◆ **Compiti dell'esercizio**:
(1) Nell'estratto sugli obiettivi della formazione, che cosa si propone al committente per chiarire il motivo della sua richiesta?
(2) Riprendi l'estratto sugli obiettivi della formazione e proseguilo da dove termina.

◆ **Estratto fornito**:
■ ■ ■ ■

3.      verificare che l’obiettivo sia in equilibrio con i valori condivisi dalle persone che saranno impegnate della sua realizzazione. Questa è una condizione decisiva per sostenere la motivazione delle persone a assumere non solo i comportamenti prescritti ma anche quelli discrezionali che potranno risultare necessari e vantaggiosi per il conseguimento dell’obiettivo;

4.      il formatore dovrebbe orientare la discussione con il committente, al chiarimento del motivo che lo spinge a chiedere un intervento di formazione sulle competenze indicate. Si tratterà di proporre al committente una “catena di perché”, ovvero, a esempio, “perché vuole che queste persone imparino a gestire e partecipare a riunioni efficaci”? Immaginiamo che la risposta sia “perché vogliamo dare più importanza al lavoro in team”. Allora si dovrà chiedere “perché volete dare più importanza al lavoro in team”? E così via, concatenando i perché fino a fare emergere un motivo che abbia le caratteristiche di un obiettivo organizzativo cioè un comportamento o una prestazione verificabile;

5.      un ulteriore passo sarà chiedersi come potremo sapere di avere raggiunto l’obiettivo e quali saranno gli indicatori che converrà controllare per sapere che la situazione è passata da una condizione insoddisfacente a una soddisfacente. Ciò si concretizza nella formulazione di un obiettivo specificato: chi farà che cosa, quando, come, dove ecc. Curare questo aspetto porta anche  a chiedersi come questi indicatori verranno controllati e con quali conseguenze per il sistema premiante e sanzionatorio.

■ ■ ■ ■

◆ **Voci degli elementi riquadrati**:

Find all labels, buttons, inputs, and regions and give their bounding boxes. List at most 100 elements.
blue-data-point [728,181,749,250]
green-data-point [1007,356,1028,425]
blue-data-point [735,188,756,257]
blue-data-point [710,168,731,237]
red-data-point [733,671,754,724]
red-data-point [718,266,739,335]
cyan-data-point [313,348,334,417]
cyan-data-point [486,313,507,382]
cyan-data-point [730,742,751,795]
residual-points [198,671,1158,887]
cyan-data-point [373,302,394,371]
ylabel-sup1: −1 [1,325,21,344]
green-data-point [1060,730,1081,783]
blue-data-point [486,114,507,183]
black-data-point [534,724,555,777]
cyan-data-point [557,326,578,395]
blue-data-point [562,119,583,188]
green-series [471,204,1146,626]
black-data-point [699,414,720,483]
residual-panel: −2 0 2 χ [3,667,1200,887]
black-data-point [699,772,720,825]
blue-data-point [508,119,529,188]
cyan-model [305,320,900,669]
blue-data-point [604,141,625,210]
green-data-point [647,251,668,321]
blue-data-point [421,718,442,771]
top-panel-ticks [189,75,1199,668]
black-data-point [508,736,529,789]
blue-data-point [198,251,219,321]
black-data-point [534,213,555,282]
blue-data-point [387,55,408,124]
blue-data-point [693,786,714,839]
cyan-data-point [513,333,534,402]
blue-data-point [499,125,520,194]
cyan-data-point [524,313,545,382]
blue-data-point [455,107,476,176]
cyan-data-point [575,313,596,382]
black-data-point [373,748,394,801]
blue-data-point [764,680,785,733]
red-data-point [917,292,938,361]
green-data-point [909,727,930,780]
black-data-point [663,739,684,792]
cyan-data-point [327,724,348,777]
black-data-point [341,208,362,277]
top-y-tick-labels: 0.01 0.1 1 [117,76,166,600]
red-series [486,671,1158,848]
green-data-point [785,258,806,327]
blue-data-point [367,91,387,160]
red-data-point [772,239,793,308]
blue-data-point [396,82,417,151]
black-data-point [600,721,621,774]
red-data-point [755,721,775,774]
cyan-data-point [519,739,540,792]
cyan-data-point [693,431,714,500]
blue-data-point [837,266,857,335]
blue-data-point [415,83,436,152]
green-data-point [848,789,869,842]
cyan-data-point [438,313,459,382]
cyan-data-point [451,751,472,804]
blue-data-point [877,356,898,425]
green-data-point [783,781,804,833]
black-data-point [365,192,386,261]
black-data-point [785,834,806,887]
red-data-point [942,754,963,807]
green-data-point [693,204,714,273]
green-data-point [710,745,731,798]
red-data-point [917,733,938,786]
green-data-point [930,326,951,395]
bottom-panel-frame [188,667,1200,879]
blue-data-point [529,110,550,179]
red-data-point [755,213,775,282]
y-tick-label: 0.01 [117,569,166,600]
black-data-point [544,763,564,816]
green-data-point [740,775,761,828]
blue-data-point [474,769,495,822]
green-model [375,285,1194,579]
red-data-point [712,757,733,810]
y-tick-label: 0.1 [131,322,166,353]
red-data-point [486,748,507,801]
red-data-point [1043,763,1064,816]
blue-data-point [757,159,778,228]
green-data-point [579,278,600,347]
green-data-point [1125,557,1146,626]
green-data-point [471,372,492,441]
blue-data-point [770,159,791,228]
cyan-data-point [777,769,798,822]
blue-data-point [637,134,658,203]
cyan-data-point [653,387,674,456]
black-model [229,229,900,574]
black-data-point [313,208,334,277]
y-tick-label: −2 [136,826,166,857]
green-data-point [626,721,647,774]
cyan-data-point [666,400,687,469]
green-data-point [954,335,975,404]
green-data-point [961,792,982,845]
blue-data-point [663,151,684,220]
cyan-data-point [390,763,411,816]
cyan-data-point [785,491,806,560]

■ ■ ■ ■

◆ **Risposte ai compiti**:
(1) Gli si propone una “catena di perché”.

(2)
Considerazioni del tutto simili possono essere fatte sulla formulazione degli obiettivi di apprendimento, che dovrebbero essere:

-          realistici. Ciò implica, quantomeno, un riferimento alle competenze già possedute dalle persone che parteciperanno alla formazione;

-          dipendenti dal comportamento delle persone. Questo sembra un suggerimento quasi pleonastico. Come potrebbe l’apprendimento non dipendere dal comportamento delle persone? Tuttavia, il richiamo non è del tutto inutile, soprattutto per i progettisti di formazione che talvolta riferiscono l’efficacia della formazione alla forza intrinseca del progetto, quasi questo fosse un discorso da analizzare in termini di capacità persuasoria;

-          in equilibrio con i valori. Le persone metteranno energia in un processo di apprendimento se non lo percepiranno come incompatibile con le proprie convinzioni più profonde, con i propri ‘quadranti’ valoriali. Perché questa affermazione abbia un qualche effetto pratico, si dovrebbe almeno avere chiaro l’orientamento valoriale della proposta formativa, cioè quali siano gli assunti fondamentali a cui ci si riferisce (regole o relazioni; contenuti o ruoli; compatibilità o sfruttamento risorse ecc.);

-          specificati. Quali conoscenze, quali abilità, quali atteggiamenti ci si aspetta di sviluppare con la formazione e come si pensa di verificarne l’apprendimento.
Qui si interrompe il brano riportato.